Collected data entries
◆ ◆ ◆ ◆ ◆
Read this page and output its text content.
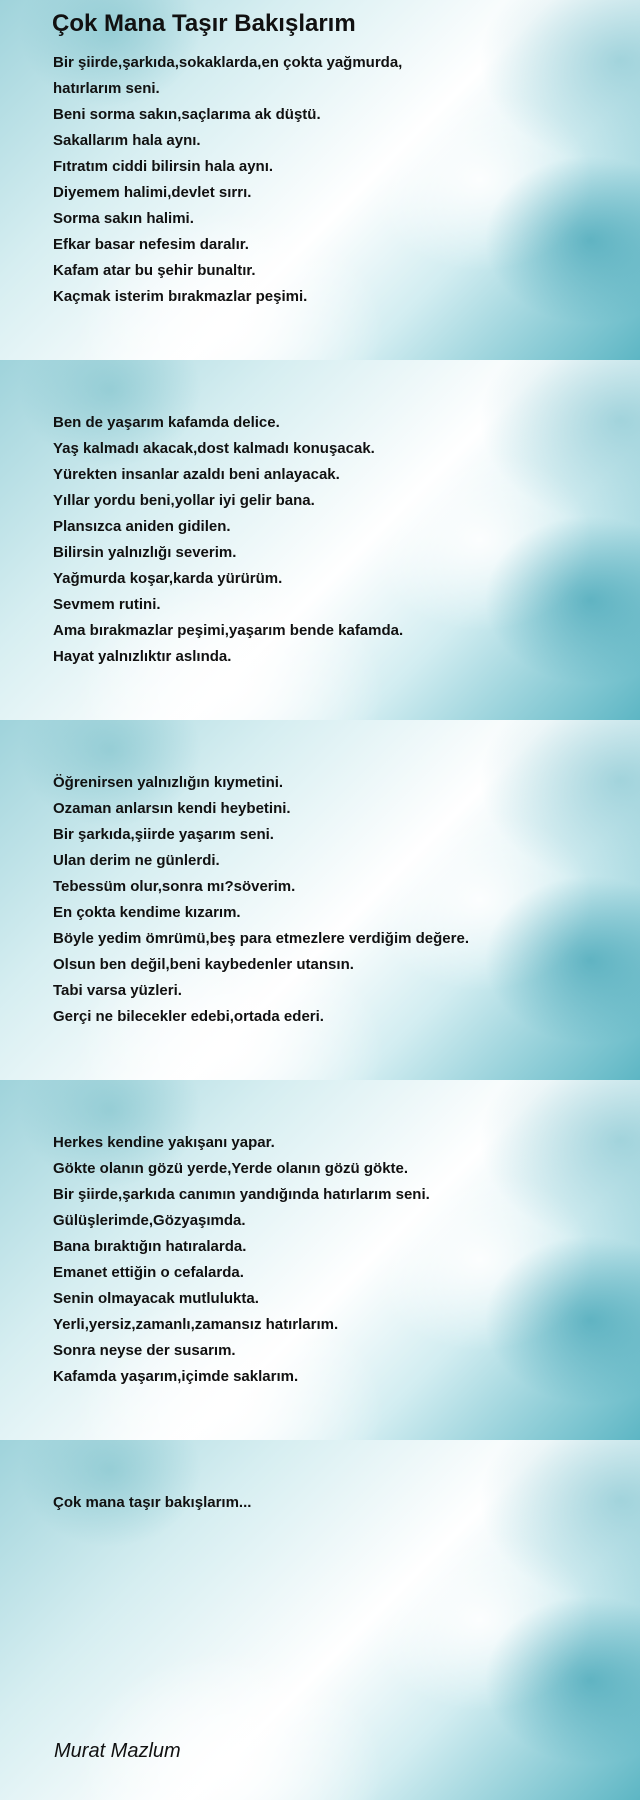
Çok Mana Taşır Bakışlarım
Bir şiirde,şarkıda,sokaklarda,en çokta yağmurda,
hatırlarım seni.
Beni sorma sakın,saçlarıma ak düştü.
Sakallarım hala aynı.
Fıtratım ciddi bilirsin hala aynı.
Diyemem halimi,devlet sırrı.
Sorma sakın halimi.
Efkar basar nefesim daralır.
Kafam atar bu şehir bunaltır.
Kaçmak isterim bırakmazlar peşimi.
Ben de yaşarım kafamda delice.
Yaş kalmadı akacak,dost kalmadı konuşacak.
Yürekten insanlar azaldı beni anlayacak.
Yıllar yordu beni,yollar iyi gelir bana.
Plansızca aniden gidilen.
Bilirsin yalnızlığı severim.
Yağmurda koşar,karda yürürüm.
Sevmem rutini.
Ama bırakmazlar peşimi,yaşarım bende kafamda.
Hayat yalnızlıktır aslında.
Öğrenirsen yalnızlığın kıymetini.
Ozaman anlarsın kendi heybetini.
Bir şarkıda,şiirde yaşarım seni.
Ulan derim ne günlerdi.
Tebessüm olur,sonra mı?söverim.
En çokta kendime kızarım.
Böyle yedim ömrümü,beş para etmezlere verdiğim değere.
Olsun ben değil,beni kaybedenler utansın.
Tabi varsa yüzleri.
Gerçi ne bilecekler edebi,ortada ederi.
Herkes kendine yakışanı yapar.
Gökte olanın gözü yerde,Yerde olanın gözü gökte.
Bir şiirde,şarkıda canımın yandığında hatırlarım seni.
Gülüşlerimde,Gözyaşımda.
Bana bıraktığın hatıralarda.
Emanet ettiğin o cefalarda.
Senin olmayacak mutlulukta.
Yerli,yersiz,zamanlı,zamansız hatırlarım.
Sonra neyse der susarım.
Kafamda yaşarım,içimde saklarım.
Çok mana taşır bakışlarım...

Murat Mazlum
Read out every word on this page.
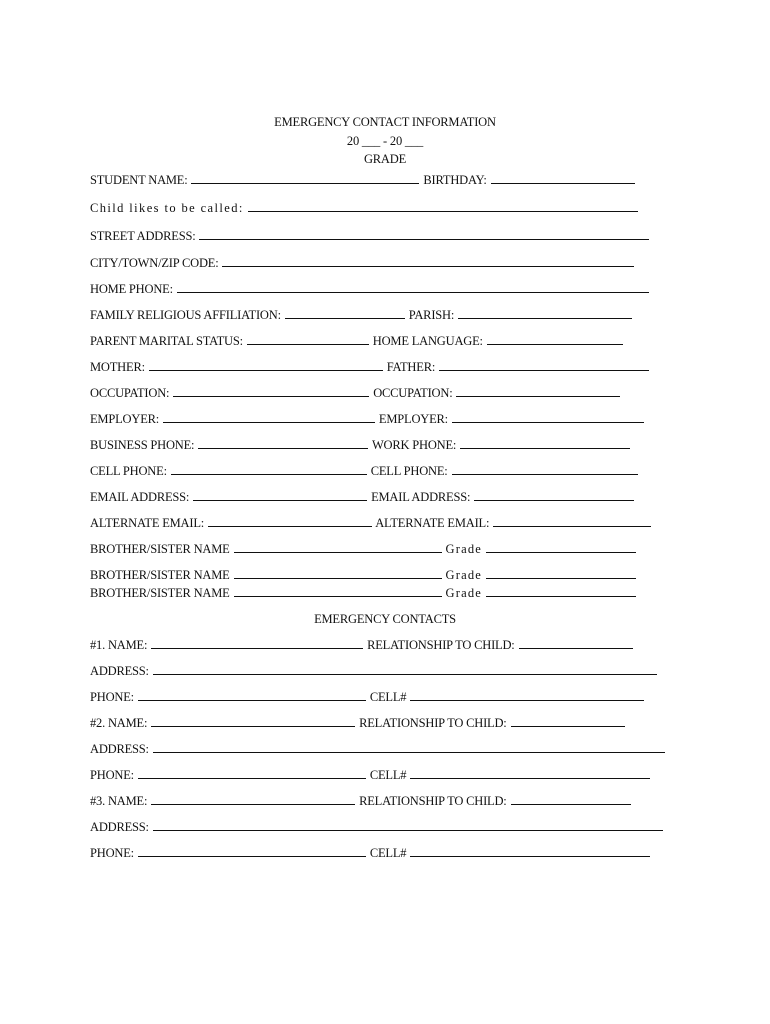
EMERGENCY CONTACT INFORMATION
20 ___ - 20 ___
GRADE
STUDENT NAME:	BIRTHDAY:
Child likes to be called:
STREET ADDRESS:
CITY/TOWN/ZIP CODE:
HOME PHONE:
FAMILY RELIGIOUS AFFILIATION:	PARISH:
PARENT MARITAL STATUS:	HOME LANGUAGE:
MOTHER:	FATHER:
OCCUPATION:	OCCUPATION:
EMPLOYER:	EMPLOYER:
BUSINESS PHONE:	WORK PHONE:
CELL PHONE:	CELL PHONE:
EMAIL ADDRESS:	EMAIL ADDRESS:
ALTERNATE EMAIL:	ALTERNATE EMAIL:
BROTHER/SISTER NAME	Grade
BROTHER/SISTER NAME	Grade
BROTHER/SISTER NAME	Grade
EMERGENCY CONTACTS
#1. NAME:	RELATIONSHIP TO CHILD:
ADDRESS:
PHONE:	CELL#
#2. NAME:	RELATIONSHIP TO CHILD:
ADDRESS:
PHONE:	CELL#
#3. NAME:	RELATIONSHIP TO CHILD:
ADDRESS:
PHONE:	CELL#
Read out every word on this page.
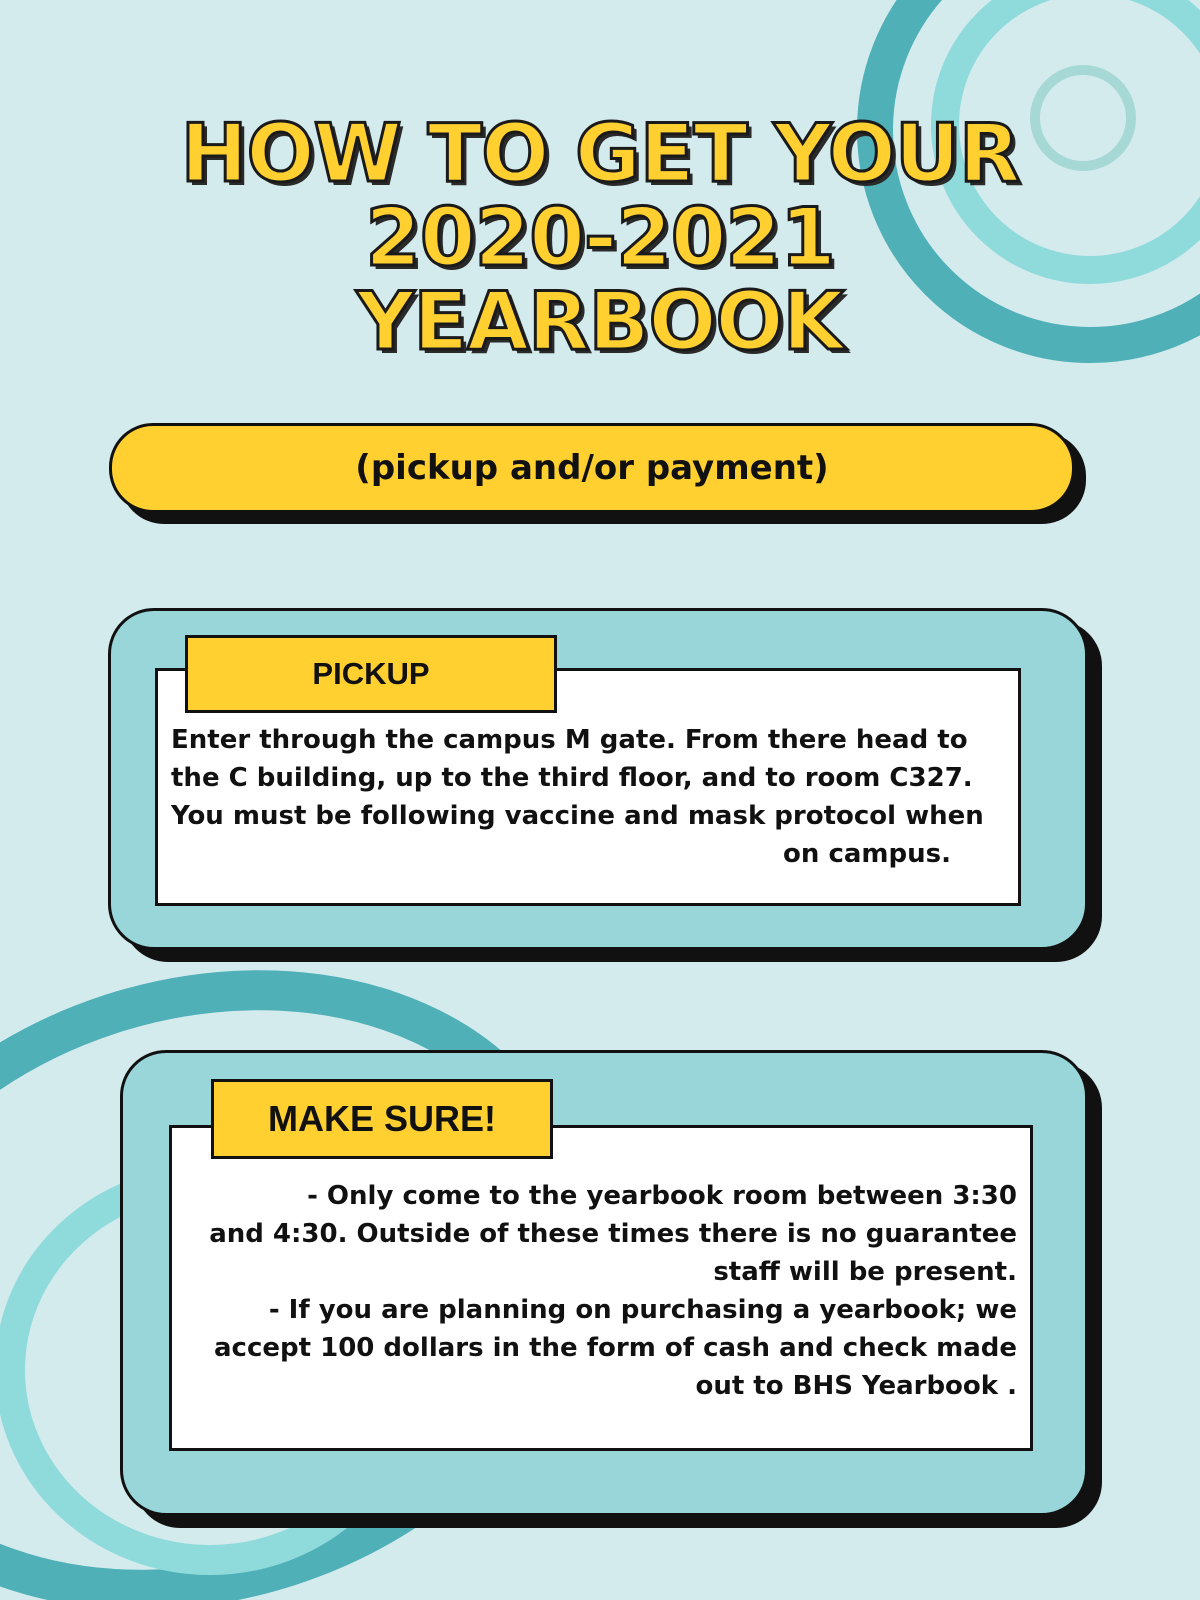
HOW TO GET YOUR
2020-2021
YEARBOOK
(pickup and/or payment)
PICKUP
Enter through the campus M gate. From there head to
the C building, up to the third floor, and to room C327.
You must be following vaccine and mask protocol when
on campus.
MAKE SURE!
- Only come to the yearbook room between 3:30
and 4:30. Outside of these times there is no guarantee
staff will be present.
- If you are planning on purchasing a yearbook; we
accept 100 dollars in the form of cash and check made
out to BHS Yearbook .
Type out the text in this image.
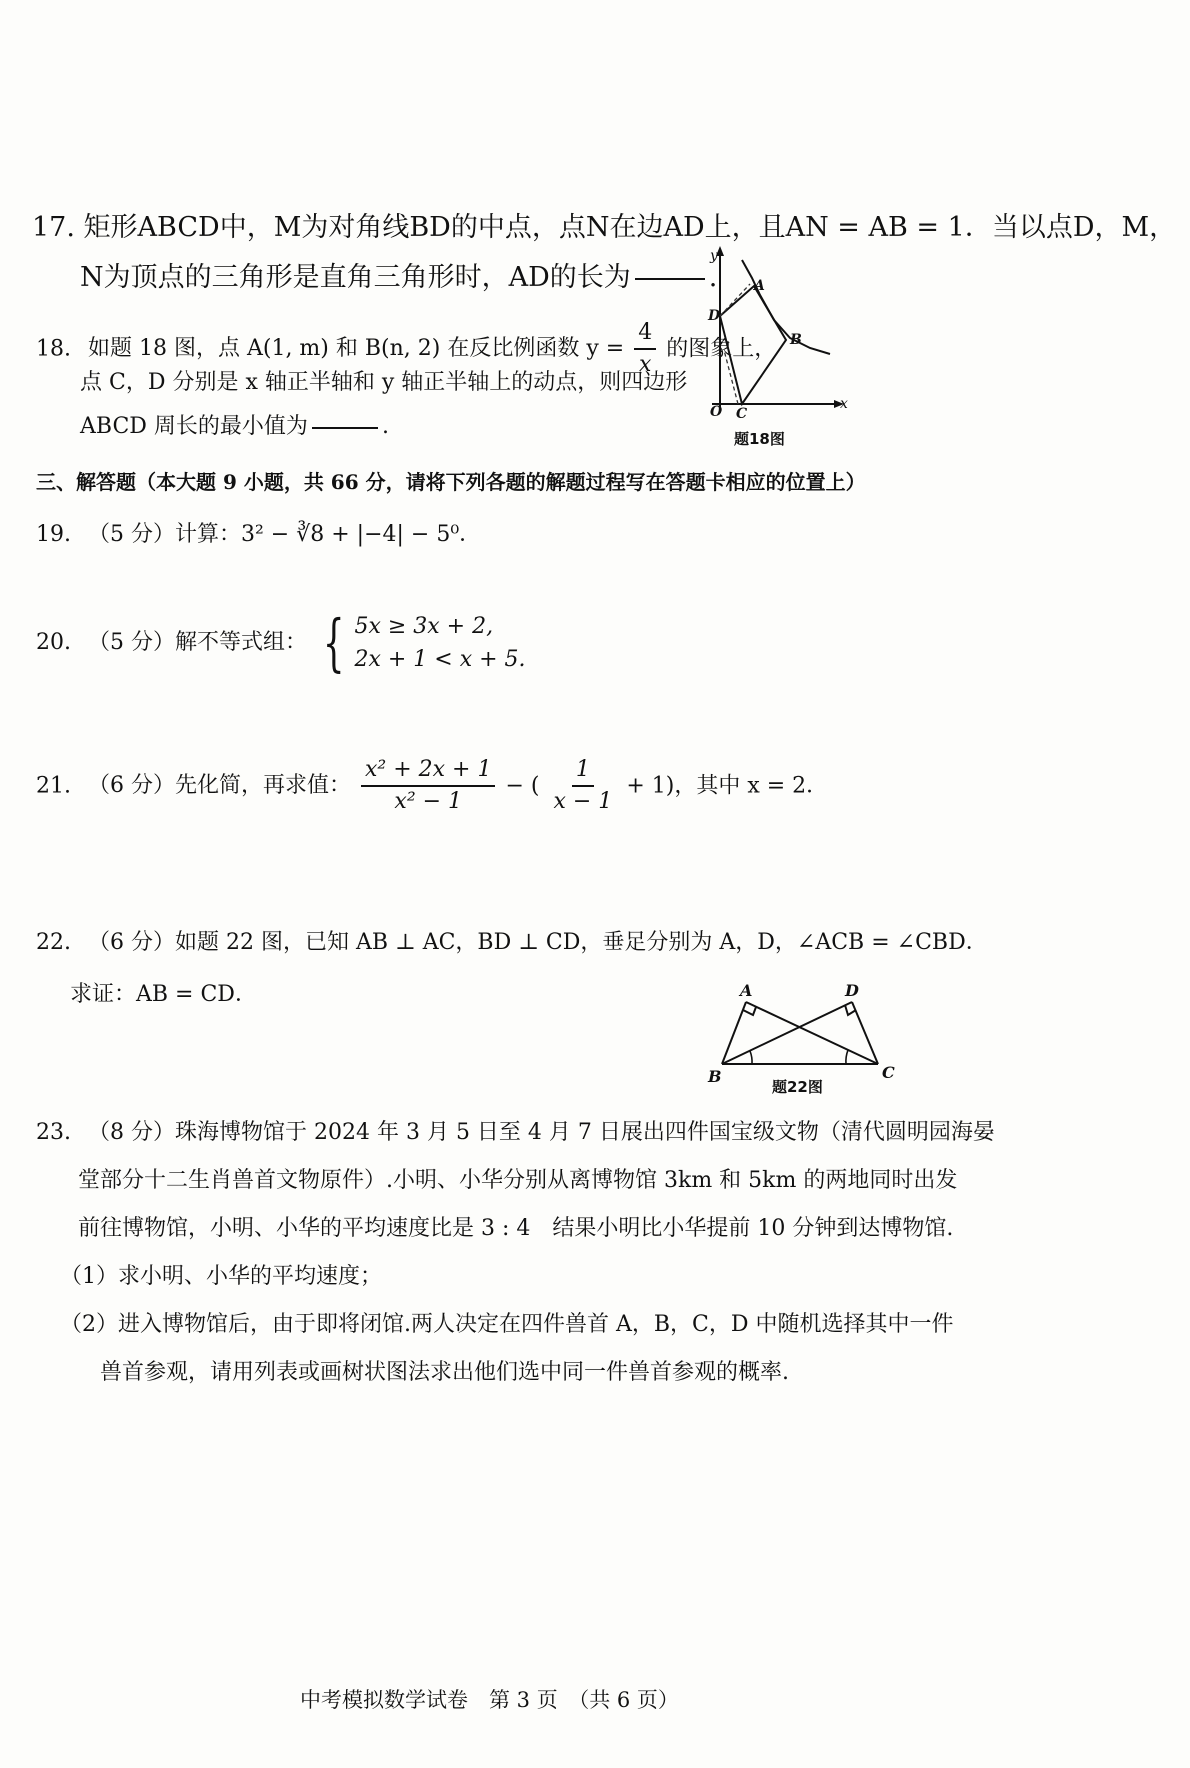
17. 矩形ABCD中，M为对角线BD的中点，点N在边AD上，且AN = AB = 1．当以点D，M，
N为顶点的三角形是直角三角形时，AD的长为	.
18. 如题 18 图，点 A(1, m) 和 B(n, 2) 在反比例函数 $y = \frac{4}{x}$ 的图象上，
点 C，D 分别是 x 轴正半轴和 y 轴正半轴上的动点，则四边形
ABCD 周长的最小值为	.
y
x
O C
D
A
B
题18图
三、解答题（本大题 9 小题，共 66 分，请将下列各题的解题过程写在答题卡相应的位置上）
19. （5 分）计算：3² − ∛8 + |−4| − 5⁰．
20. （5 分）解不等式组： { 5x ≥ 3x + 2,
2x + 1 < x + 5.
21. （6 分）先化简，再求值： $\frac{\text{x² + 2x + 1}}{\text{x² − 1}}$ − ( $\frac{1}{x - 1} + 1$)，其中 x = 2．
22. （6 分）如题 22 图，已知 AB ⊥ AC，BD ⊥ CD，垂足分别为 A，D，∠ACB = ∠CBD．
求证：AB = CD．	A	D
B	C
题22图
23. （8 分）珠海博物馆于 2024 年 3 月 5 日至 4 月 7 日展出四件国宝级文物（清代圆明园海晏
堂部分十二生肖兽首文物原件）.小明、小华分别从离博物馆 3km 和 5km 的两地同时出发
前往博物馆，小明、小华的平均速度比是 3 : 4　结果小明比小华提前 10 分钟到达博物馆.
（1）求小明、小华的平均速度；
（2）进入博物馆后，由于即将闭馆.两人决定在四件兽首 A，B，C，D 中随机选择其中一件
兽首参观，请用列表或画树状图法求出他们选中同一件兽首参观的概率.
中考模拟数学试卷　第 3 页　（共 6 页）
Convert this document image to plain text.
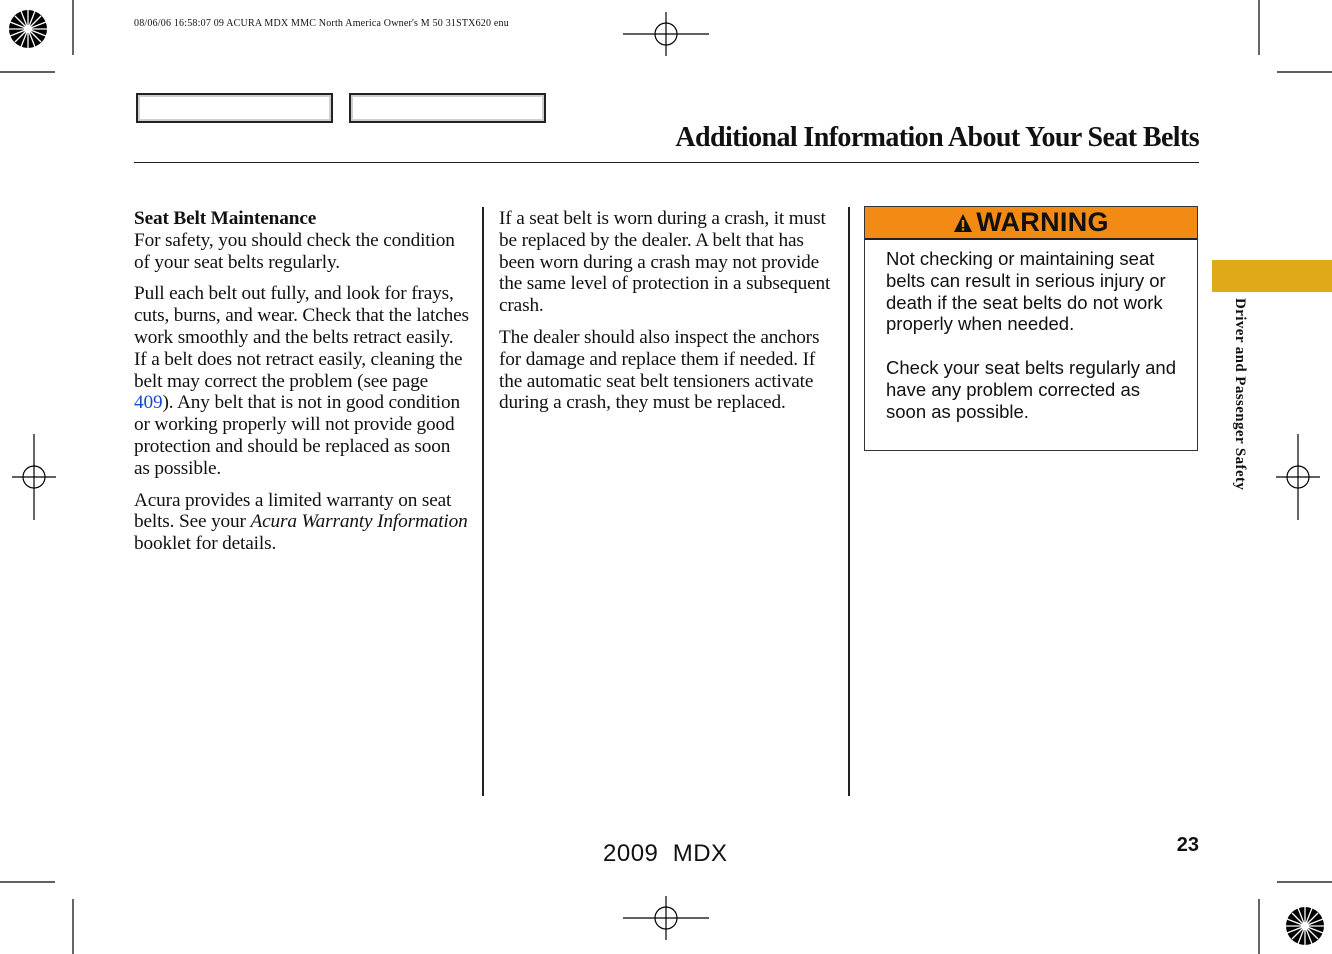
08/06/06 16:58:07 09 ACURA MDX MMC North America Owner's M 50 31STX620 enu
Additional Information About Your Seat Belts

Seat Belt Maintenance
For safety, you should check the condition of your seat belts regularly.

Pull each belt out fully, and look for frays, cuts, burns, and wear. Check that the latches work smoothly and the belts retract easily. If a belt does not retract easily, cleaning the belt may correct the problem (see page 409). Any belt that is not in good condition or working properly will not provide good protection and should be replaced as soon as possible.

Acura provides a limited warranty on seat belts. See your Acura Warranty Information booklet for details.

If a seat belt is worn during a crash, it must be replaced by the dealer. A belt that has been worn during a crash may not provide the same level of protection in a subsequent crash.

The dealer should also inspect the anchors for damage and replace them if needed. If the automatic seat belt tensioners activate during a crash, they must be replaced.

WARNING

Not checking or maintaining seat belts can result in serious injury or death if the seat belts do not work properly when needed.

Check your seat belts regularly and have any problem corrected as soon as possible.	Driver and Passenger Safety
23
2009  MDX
◆ ◆ ◆ ◆ ◆
[THE REQUEST] Begin with the line that contains "Convert this document image to plain text." and copy every line through the end of the listing, exactly as written, both ends included. Pictures are not part of the copy.

[ANSWER TO THE TASK]
Convert this document image to plain text.
08/06/06 16:58:07 09 ACURA MDX MMC North America Owner's M 50 31STX620 enu
Additional Information About Your Seat Belts

Seat Belt Maintenance
For safety, you should check the condition of your seat belts regularly.

Pull each belt out fully, and look for frays, cuts, burns, and wear. Check that the latches work smoothly and the belts retract easily. If a belt does not retract easily, cleaning the belt may correct the problem (see page 409). Any belt that is not in good condition or working properly will not provide good protection and should be replaced as soon as possible.

Acura provides a limited warranty on seat belts. See your Acura Warranty Information booklet for details.

If a seat belt is worn during a crash, it must be replaced by the dealer. A belt that has been worn during a crash may not provide the same level of protection in a subsequent crash.

The dealer should also inspect the anchors for damage and replace them if needed. If the automatic seat belt tensioners activate during a crash, they must be replaced.

WARNING

Not checking or maintaining seat belts can result in serious injury or death if the seat belts do not work properly when needed.

Check your seat belts regularly and have any problem corrected as soon as possible.	Driver and Passenger Safety
23
2009  MDX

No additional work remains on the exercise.